** What needs to be done **
Copy out every line of the records that follow, word for word, with nothing left out or changed.

** Element location listings **
..........

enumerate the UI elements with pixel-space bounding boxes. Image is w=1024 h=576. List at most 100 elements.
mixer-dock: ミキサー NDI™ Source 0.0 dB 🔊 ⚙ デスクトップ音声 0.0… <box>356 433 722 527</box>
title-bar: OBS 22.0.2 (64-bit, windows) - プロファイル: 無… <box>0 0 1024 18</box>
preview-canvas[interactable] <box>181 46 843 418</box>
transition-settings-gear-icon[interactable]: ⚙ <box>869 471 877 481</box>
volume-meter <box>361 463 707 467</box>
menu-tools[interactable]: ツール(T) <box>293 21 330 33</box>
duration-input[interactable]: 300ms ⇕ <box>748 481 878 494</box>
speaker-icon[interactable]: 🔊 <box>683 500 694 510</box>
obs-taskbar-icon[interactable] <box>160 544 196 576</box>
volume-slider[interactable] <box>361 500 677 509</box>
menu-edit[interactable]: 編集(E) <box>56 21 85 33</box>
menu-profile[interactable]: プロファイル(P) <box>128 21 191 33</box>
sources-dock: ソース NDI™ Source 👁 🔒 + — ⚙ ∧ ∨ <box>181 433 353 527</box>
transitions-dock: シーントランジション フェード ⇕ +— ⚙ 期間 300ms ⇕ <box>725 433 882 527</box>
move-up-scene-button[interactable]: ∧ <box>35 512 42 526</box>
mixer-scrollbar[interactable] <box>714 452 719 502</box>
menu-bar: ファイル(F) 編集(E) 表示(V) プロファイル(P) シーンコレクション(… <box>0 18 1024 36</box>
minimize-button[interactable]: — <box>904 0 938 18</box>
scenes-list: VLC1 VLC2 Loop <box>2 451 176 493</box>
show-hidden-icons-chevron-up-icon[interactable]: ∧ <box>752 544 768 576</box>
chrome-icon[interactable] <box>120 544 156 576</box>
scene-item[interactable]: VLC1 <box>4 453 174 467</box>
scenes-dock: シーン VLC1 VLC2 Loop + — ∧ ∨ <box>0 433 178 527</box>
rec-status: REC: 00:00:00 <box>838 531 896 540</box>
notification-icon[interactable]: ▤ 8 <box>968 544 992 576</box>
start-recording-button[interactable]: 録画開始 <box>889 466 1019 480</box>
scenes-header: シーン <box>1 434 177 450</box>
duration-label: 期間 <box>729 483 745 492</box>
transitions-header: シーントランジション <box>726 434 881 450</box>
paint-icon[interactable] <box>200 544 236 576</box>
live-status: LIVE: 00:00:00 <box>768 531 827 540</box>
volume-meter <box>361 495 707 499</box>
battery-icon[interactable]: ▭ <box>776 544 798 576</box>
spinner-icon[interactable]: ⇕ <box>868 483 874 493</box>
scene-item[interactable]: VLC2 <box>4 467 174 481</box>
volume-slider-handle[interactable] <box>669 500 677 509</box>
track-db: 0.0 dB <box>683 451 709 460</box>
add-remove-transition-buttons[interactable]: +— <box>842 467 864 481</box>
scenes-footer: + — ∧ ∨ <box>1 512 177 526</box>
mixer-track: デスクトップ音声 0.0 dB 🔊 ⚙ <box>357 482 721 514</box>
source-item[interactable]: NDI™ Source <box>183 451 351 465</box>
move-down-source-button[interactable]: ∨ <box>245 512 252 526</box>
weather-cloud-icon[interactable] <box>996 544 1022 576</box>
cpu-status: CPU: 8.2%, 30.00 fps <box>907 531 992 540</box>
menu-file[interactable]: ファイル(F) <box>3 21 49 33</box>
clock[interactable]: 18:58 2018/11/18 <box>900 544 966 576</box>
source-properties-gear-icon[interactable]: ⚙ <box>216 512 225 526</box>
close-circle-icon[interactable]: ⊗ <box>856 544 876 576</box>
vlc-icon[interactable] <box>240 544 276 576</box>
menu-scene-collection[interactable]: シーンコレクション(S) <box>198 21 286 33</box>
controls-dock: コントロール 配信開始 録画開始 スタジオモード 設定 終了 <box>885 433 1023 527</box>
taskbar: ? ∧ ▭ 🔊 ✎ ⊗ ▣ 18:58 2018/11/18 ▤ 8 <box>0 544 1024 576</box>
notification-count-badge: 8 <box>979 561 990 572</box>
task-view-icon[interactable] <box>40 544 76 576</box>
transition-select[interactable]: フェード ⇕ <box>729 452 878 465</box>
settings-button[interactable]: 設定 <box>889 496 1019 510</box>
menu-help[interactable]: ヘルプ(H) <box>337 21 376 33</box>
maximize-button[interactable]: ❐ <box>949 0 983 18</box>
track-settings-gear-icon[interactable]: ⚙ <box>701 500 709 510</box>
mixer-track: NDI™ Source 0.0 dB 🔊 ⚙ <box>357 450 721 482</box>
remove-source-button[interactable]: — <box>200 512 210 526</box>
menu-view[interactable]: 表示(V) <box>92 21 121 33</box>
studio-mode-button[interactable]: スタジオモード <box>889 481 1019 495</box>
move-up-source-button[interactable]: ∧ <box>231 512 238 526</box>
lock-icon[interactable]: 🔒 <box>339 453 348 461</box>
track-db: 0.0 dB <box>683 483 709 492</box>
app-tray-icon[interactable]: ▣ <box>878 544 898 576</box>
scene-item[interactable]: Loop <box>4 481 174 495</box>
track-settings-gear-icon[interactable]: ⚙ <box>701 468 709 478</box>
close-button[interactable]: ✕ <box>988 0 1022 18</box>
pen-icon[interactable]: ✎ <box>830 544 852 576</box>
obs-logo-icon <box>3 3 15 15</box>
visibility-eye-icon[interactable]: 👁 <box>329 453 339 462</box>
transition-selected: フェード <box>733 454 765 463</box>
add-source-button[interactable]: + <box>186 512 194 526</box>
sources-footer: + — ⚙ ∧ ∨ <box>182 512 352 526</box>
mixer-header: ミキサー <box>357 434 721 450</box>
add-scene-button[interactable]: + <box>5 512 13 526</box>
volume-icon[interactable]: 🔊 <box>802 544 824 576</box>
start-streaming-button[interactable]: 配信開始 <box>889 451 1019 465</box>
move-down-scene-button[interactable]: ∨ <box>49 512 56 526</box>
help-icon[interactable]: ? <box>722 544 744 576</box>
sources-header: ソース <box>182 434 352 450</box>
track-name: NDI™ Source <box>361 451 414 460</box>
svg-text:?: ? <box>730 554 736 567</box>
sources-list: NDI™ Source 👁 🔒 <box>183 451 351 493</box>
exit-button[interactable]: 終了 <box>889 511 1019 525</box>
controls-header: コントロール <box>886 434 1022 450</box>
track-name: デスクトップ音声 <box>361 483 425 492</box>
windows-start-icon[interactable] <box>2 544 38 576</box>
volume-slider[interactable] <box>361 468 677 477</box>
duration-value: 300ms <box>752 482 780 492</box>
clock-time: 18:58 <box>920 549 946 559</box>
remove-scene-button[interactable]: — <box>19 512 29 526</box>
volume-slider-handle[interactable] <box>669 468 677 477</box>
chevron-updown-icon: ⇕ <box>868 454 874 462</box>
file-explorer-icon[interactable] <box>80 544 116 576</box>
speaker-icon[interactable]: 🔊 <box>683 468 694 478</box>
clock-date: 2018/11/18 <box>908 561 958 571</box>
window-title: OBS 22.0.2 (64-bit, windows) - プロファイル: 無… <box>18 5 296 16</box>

..........

** Right answer **
enumerate the UI elements with pixel-space bounding boxes. Image is w=1024 h=576. List at most 100 elements.
mixer-dock: ミキサー NDI™ Source 0.0 dB 🔊 ⚙ デスクトップ音声 0.0… <box>356 433 722 527</box>
title-bar: OBS 22.0.2 (64-bit, windows) - プロファイル: 無… <box>0 0 1024 18</box>
preview-canvas[interactable] <box>181 46 843 418</box>
transition-settings-gear-icon[interactable]: ⚙ <box>869 471 877 481</box>
volume-meter <box>361 463 707 467</box>
menu-tools[interactable]: ツール(T) <box>293 21 330 33</box>
duration-input[interactable]: 300ms ⇕ <box>748 481 878 494</box>
speaker-icon[interactable]: 🔊 <box>683 500 694 510</box>
obs-taskbar-icon[interactable] <box>160 544 196 576</box>
volume-slider[interactable] <box>361 500 677 509</box>
menu-edit[interactable]: 編集(E) <box>56 21 85 33</box>
menu-profile[interactable]: プロファイル(P) <box>128 21 191 33</box>
sources-dock: ソース NDI™ Source 👁 🔒 + — ⚙ ∧ ∨ <box>181 433 353 527</box>
transitions-dock: シーントランジション フェード ⇕ +— ⚙ 期間 300ms ⇕ <box>725 433 882 527</box>
move-up-scene-button[interactable]: ∧ <box>35 512 42 526</box>
mixer-scrollbar[interactable] <box>714 452 719 502</box>
menu-bar: ファイル(F) 編集(E) 表示(V) プロファイル(P) シーンコレクション(… <box>0 18 1024 36</box>
minimize-button[interactable]: — <box>904 0 938 18</box>
scenes-list: VLC1 VLC2 Loop <box>2 451 176 493</box>
show-hidden-icons-chevron-up-icon[interactable]: ∧ <box>752 544 768 576</box>
chrome-icon[interactable] <box>120 544 156 576</box>
scene-item[interactable]: VLC1 <box>4 453 174 467</box>
scenes-dock: シーン VLC1 VLC2 Loop + — ∧ ∨ <box>0 433 178 527</box>
rec-status: REC: 00:00:00 <box>838 531 896 540</box>
notification-icon[interactable]: ▤ 8 <box>968 544 992 576</box>
start-recording-button[interactable]: 録画開始 <box>889 466 1019 480</box>
scenes-header: シーン <box>1 434 177 450</box>
duration-label: 期間 <box>729 483 745 492</box>
transitions-header: シーントランジション <box>726 434 881 450</box>
paint-icon[interactable] <box>200 544 236 576</box>
live-status: LIVE: 00:00:00 <box>768 531 827 540</box>
volume-meter <box>361 495 707 499</box>
battery-icon[interactable]: ▭ <box>776 544 798 576</box>
spinner-icon[interactable]: ⇕ <box>868 483 874 493</box>
scene-item[interactable]: VLC2 <box>4 467 174 481</box>
volume-slider-handle[interactable] <box>669 500 677 509</box>
track-db: 0.0 dB <box>683 451 709 460</box>
add-remove-transition-buttons[interactable]: +— <box>842 467 864 481</box>
scenes-footer: + — ∧ ∨ <box>1 512 177 526</box>
mixer-track: デスクトップ音声 0.0 dB 🔊 ⚙ <box>357 482 721 514</box>
source-item[interactable]: NDI™ Source <box>183 451 351 465</box>
move-down-source-button[interactable]: ∨ <box>245 512 252 526</box>
weather-cloud-icon[interactable] <box>996 544 1022 576</box>
cpu-status: CPU: 8.2%, 30.00 fps <box>907 531 992 540</box>
menu-file[interactable]: ファイル(F) <box>3 21 49 33</box>
clock[interactable]: 18:58 2018/11/18 <box>900 544 966 576</box>
source-properties-gear-icon[interactable]: ⚙ <box>216 512 225 526</box>
close-circle-icon[interactable]: ⊗ <box>856 544 876 576</box>
vlc-icon[interactable] <box>240 544 276 576</box>
menu-scene-collection[interactable]: シーンコレクション(S) <box>198 21 286 33</box>
controls-dock: コントロール 配信開始 録画開始 スタジオモード 設定 終了 <box>885 433 1023 527</box>
taskbar: ? ∧ ▭ 🔊 ✎ ⊗ ▣ 18:58 2018/11/18 ▤ 8 <box>0 544 1024 576</box>
notification-count-badge: 8 <box>979 561 990 572</box>
task-view-icon[interactable] <box>40 544 76 576</box>
transition-select[interactable]: フェード ⇕ <box>729 452 878 465</box>
settings-button[interactable]: 設定 <box>889 496 1019 510</box>
menu-help[interactable]: ヘルプ(H) <box>337 21 376 33</box>
maximize-button[interactable]: ❐ <box>949 0 983 18</box>
track-settings-gear-icon[interactable]: ⚙ <box>701 500 709 510</box>
mixer-track: NDI™ Source 0.0 dB 🔊 ⚙ <box>357 450 721 482</box>
remove-source-button[interactable]: — <box>200 512 210 526</box>
menu-view[interactable]: 表示(V) <box>92 21 121 33</box>
studio-mode-button[interactable]: スタジオモード <box>889 481 1019 495</box>
move-up-source-button[interactable]: ∧ <box>231 512 238 526</box>
lock-icon[interactable]: 🔒 <box>339 453 348 461</box>
track-db: 0.0 dB <box>683 483 709 492</box>
app-tray-icon[interactable]: ▣ <box>878 544 898 576</box>
scene-item[interactable]: Loop <box>4 481 174 495</box>
track-settings-gear-icon[interactable]: ⚙ <box>701 468 709 478</box>
close-button[interactable]: ✕ <box>988 0 1022 18</box>
pen-icon[interactable]: ✎ <box>830 544 852 576</box>
obs-logo-icon <box>3 3 15 15</box>
visibility-eye-icon[interactable]: 👁 <box>329 453 339 462</box>
transition-selected: フェード <box>733 454 765 463</box>
add-source-button[interactable]: + <box>186 512 194 526</box>
sources-footer: + — ⚙ ∧ ∨ <box>182 512 352 526</box>
mixer-header: ミキサー <box>357 434 721 450</box>
add-scene-button[interactable]: + <box>5 512 13 526</box>
volume-icon[interactable]: 🔊 <box>802 544 824 576</box>
start-streaming-button[interactable]: 配信開始 <box>889 451 1019 465</box>
move-down-scene-button[interactable]: ∨ <box>49 512 56 526</box>
help-icon[interactable]: ? <box>722 544 744 576</box>
sources-header: ソース <box>182 434 352 450</box>
track-name: NDI™ Source <box>361 451 414 460</box>
svg-text:?: ? <box>730 554 736 567</box>
sources-list: NDI™ Source 👁 🔒 <box>183 451 351 493</box>
exit-button[interactable]: 終了 <box>889 511 1019 525</box>
controls-header: コントロール <box>886 434 1022 450</box>
track-name: デスクトップ音声 <box>361 483 425 492</box>
windows-start-icon[interactable] <box>2 544 38 576</box>
volume-slider[interactable] <box>361 468 677 477</box>
duration-value: 300ms <box>752 482 780 492</box>
clock-time: 18:58 <box>920 549 946 559</box>
remove-scene-button[interactable]: — <box>19 512 29 526</box>
volume-slider-handle[interactable] <box>669 468 677 477</box>
chevron-updown-icon: ⇕ <box>868 454 874 462</box>
file-explorer-icon[interactable] <box>80 544 116 576</box>
speaker-icon[interactable]: 🔊 <box>683 468 694 478</box>
clock-date: 2018/11/18 <box>908 561 958 571</box>
window-title: OBS 22.0.2 (64-bit, windows) - プロファイル: 無… <box>18 5 296 16</box>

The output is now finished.